◆ **TASK STATEMENT**
Copy every line from the records below that holds the word "date".

◆ **GIVEN DATA**

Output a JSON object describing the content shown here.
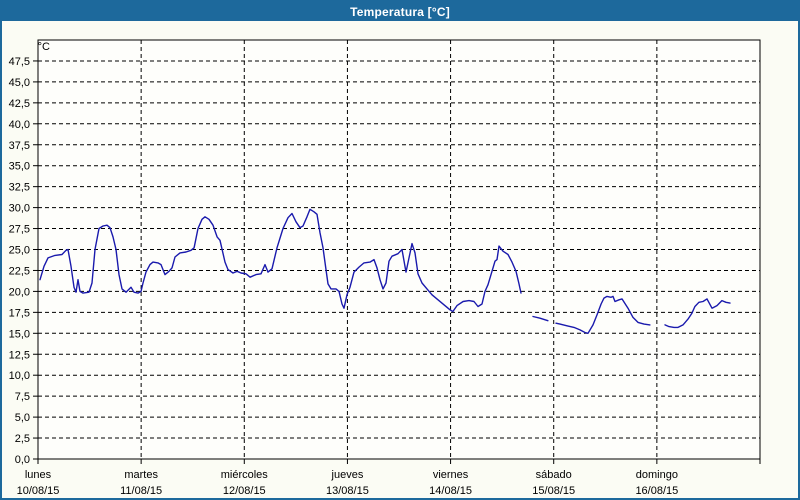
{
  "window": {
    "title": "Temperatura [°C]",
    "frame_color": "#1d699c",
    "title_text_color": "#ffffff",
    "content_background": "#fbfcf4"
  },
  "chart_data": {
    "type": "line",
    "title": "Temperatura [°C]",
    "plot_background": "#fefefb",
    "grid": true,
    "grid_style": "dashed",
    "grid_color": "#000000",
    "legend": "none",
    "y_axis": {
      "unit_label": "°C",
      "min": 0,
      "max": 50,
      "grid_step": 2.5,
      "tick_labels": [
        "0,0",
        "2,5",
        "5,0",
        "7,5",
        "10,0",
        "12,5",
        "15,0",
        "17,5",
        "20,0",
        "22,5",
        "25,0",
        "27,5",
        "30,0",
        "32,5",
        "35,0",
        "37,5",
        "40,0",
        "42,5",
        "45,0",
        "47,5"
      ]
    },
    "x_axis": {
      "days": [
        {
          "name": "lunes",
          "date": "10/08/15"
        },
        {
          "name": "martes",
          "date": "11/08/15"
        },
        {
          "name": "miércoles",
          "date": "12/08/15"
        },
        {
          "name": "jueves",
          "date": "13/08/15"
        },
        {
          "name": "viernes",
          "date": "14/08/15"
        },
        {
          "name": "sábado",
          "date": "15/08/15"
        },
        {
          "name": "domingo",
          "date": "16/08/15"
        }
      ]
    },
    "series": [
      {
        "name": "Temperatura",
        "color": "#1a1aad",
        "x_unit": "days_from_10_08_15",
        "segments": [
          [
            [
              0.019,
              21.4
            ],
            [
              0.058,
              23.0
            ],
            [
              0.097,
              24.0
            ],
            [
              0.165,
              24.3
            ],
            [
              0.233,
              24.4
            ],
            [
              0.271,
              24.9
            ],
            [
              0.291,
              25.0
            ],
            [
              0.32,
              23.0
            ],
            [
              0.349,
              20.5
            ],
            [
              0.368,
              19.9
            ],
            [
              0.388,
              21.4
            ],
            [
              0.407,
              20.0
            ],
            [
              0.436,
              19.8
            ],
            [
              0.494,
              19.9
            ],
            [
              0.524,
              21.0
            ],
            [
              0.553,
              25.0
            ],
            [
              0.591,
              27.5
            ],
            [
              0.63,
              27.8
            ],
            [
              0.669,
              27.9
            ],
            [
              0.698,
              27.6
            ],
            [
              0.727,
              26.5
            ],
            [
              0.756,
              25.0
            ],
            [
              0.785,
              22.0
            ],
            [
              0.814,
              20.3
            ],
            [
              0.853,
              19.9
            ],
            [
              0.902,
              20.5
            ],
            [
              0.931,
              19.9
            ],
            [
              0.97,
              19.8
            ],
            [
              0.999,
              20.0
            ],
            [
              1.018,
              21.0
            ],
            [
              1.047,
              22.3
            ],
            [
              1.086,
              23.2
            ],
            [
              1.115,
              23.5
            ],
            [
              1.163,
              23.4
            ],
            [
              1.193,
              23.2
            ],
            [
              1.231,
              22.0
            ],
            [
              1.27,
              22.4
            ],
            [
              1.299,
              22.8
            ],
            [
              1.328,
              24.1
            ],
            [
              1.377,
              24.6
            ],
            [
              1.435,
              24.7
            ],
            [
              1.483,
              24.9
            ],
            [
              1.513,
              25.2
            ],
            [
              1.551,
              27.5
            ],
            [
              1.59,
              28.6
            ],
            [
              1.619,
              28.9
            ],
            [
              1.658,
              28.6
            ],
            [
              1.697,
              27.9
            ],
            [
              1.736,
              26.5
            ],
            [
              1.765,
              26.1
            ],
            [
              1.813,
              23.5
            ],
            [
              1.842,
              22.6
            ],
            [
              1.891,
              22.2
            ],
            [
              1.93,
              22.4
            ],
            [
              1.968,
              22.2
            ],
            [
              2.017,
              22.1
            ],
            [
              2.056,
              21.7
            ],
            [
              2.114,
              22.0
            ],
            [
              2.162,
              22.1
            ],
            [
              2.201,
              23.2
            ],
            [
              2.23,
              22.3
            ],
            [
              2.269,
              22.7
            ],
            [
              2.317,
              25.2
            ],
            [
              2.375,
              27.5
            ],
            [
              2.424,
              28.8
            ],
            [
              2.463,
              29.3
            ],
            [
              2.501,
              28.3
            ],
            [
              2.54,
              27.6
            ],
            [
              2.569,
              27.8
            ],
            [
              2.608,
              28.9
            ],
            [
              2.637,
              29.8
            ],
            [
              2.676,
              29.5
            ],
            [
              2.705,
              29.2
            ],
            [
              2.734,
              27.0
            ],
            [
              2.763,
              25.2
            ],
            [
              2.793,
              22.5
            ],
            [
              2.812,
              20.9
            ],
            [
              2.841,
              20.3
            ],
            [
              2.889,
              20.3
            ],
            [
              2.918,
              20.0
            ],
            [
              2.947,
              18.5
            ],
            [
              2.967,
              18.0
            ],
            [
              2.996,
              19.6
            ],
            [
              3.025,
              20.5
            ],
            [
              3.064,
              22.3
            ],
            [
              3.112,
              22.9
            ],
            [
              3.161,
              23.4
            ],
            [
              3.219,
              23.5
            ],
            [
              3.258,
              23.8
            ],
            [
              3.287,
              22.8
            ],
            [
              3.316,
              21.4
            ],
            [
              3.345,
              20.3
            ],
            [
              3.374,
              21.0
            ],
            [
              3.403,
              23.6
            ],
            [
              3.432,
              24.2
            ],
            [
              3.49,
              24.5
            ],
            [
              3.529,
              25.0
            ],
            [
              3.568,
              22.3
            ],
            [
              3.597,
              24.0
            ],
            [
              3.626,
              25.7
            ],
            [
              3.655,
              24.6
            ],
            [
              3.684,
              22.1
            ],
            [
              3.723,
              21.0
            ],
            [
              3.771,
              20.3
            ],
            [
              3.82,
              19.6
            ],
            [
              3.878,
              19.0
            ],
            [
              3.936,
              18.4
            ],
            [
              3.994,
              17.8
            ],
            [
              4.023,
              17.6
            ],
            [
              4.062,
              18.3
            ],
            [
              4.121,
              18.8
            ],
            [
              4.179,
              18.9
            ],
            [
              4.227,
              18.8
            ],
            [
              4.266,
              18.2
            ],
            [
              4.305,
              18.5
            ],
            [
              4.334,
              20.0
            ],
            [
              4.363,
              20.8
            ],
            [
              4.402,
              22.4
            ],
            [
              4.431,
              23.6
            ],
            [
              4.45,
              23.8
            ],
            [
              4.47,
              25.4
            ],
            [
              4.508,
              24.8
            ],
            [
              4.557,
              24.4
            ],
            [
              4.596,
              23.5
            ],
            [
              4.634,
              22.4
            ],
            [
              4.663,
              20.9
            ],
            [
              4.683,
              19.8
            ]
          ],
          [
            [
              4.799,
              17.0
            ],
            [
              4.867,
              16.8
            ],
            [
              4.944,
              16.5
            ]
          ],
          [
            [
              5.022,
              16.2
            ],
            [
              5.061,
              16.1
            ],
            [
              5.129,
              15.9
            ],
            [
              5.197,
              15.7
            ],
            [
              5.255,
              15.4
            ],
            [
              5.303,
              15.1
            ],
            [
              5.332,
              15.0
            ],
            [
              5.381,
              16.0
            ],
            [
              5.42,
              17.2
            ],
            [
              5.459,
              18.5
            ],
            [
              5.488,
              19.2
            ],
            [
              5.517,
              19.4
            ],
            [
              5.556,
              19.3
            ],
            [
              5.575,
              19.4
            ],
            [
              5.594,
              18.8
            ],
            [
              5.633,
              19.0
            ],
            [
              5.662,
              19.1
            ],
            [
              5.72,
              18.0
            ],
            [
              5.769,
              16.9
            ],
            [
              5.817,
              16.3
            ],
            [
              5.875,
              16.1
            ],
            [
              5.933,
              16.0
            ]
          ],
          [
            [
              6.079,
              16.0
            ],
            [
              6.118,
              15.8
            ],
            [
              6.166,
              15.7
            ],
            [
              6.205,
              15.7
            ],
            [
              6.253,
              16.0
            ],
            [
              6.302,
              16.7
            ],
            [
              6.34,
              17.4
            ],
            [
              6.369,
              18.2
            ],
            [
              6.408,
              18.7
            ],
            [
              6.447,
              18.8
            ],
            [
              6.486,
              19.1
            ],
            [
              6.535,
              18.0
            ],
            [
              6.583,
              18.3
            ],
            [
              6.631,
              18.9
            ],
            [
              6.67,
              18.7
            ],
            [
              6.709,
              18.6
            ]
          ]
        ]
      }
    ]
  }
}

◆ **FINISHED TASK**
          "date": "10/08/15"
          "date": "11/08/15"
          "date": "12/08/15"
          "date": "13/08/15"
          "date": "14/08/15"
          "date": "15/08/15"
          "date": "16/08/15"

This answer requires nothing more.